§ TASK DESCRIPTION:
Lines from the one containing "Serialize everything readable" through the end of the data are to be returned exactly, and no others.

(Data items)
----

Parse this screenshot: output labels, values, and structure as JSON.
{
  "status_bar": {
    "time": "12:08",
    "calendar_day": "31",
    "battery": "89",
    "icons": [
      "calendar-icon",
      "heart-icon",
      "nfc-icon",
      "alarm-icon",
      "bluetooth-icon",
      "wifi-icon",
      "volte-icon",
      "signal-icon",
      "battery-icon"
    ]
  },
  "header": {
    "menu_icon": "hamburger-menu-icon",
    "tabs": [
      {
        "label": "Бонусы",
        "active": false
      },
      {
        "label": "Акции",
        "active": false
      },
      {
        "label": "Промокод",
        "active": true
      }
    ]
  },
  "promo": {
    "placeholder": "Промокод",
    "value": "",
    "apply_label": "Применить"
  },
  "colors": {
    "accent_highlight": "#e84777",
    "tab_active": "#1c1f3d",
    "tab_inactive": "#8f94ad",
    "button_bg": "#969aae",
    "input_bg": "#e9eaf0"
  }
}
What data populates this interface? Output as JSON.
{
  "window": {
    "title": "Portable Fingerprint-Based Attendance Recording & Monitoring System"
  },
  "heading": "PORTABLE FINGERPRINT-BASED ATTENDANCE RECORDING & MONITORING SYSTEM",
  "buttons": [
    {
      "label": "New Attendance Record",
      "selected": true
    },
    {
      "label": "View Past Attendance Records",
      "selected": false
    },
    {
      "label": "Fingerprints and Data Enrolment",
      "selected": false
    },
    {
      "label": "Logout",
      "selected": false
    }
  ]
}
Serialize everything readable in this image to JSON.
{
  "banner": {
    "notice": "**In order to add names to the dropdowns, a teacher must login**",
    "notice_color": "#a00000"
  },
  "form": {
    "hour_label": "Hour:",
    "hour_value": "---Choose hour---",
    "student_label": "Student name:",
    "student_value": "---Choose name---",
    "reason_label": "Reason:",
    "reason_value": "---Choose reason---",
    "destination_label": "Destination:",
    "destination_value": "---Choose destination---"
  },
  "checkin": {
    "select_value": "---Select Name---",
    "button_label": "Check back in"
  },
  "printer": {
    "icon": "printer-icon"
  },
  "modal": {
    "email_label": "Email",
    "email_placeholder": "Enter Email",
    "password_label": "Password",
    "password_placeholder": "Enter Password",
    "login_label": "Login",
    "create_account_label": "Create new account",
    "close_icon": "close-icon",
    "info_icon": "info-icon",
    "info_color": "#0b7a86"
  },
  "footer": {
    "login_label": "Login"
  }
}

----

§ RESULT OF THIS TASK:
Serialize everything readable in this image to JSON.
{
  "banner": {
    "notice": "**In order to add names to the dropdowns, a teacher must login**",
    "notice_color": "#a00000"
  },
  "form": {
    "hour_label": "Hour:",
    "hour_value": "---Choose hour---",
    "student_label": "Student name:",
    "student_value": "---Choose name---",
    "reason_label": "Reason:",
    "reason_value": "---Choose reason---",
    "destination_label": "Destination:",
    "destination_value": "---Choose destination---"
  },
  "checkin": {
    "select_value": "---Select Name---",
    "button_label": "Check back in"
  },
  "printer": {
    "icon": "printer-icon"
  },
  "modal": {
    "email_label": "Email",
    "email_placeholder": "Enter Email",
    "password_label": "Password",
    "password_placeholder": "Enter Password",
    "login_label": "Login",
    "create_account_label": "Create new account",
    "close_icon": "close-icon",
    "info_icon": "info-icon",
    "info_color": "#0b7a86"
  },
  "footer": {
    "login_label": "Login"
  }
}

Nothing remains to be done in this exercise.